### GOAL
In your copy, include every line of the listing below exactly but none of the pictures.
------------------------------------------------------------------------
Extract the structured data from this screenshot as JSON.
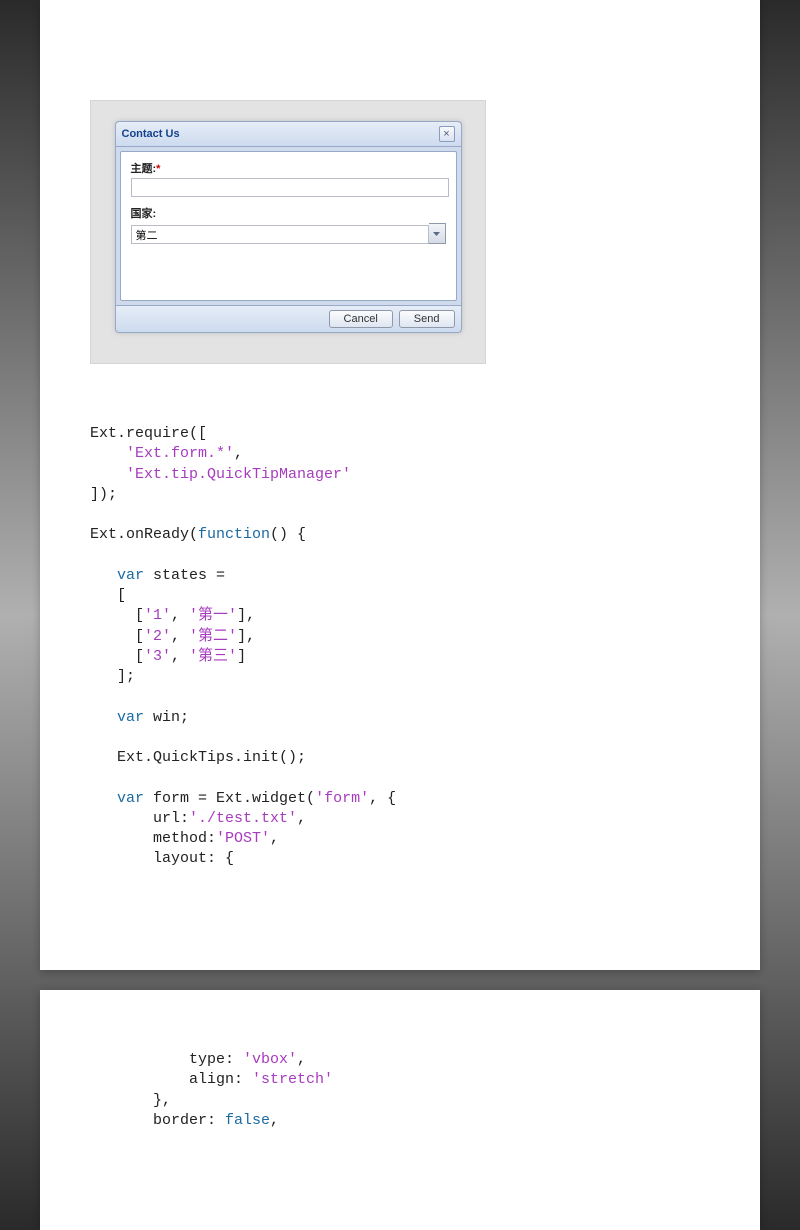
{
  "window": {
    "title": "Contact Us",
    "close_glyph": "×",
    "subject_label": "主题:",
    "subject_required": "*",
    "country_label": "国家:",
    "country_value": "第二",
    "cancel_label": "Cancel",
    "send_label": "Send"
  },
  "code1": {
    "l1a": "Ext.require([",
    "l2a": "    ",
    "l2s": "'Ext.form.*'",
    "l2b": ",",
    "l3a": "    ",
    "l3s": "'Ext.tip.QuickTipManager'",
    "l4a": "]);",
    "l5": "",
    "l6a": "Ext.onReady(",
    "l6k": "function",
    "l6b": "() {",
    "l7": "",
    "l8a": "   ",
    "l8k": "var",
    "l8b": " states =",
    "l9a": "   [",
    "l10a": "     [",
    "l10s1": "'1'",
    "l10b": ", ",
    "l10s2": "'第一'",
    "l10c": "],",
    "l11a": "     [",
    "l11s1": "'2'",
    "l11b": ", ",
    "l11s2": "'第二'",
    "l11c": "],",
    "l12a": "     [",
    "l12s1": "'3'",
    "l12b": ", ",
    "l12s2": "'第三'",
    "l12c": "]",
    "l13a": "   ];",
    "l14": "",
    "l15a": "   ",
    "l15k": "var",
    "l15b": " win;",
    "l16": "",
    "l17a": "   Ext.QuickTips.init();",
    "l18": "",
    "l19a": "   ",
    "l19k": "var",
    "l19b": " form = Ext.widget(",
    "l19s": "'form'",
    "l19c": ", {",
    "l20a": "       url:",
    "l20s": "'./test.txt'",
    "l20b": ",",
    "l21a": "       method:",
    "l21s": "'POST'",
    "l21b": ",",
    "l22a": "       layout: {"
  },
  "code2": {
    "l1a": "           type: ",
    "l1s": "'vbox'",
    "l1b": ",",
    "l2a": "           align: ",
    "l2s": "'stretch'",
    "l3a": "       },",
    "l4a": "       border: ",
    "l4k": "false",
    "l4b": ","
  }
}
------------------------------------------------------------------------
### COMPLETED TASK
Extract the structured data from this screenshot as JSON.
{
  "window": {
    "title": "Contact Us",
    "close_glyph": "×",
    "subject_label": "主题:",
    "subject_required": "*",
    "country_label": "国家:",
    "country_value": "第二",
    "cancel_label": "Cancel",
    "send_label": "Send"
  },
  "code1": {
    "l1a": "Ext.require([",
    "l2a": "    ",
    "l2s": "'Ext.form.*'",
    "l2b": ",",
    "l3a": "    ",
    "l3s": "'Ext.tip.QuickTipManager'",
    "l4a": "]);",
    "l5": "",
    "l6a": "Ext.onReady(",
    "l6k": "function",
    "l6b": "() {",
    "l7": "",
    "l8a": "   ",
    "l8k": "var",
    "l8b": " states =",
    "l9a": "   [",
    "l10a": "     [",
    "l10s1": "'1'",
    "l10b": ", ",
    "l10s2": "'第一'",
    "l10c": "],",
    "l11a": "     [",
    "l11s1": "'2'",
    "l11b": ", ",
    "l11s2": "'第二'",
    "l11c": "],",
    "l12a": "     [",
    "l12s1": "'3'",
    "l12b": ", ",
    "l12s2": "'第三'",
    "l12c": "]",
    "l13a": "   ];",
    "l14": "",
    "l15a": "   ",
    "l15k": "var",
    "l15b": " win;",
    "l16": "",
    "l17a": "   Ext.QuickTips.init();",
    "l18": "",
    "l19a": "   ",
    "l19k": "var",
    "l19b": " form = Ext.widget(",
    "l19s": "'form'",
    "l19c": ", {",
    "l20a": "       url:",
    "l20s": "'./test.txt'",
    "l20b": ",",
    "l21a": "       method:",
    "l21s": "'POST'",
    "l21b": ",",
    "l22a": "       layout: {"
  },
  "code2": {
    "l1a": "           type: ",
    "l1s": "'vbox'",
    "l1b": ",",
    "l2a": "           align: ",
    "l2s": "'stretch'",
    "l3a": "       },",
    "l4a": "       border: ",
    "l4k": "false",
    "l4b": ","
  }
}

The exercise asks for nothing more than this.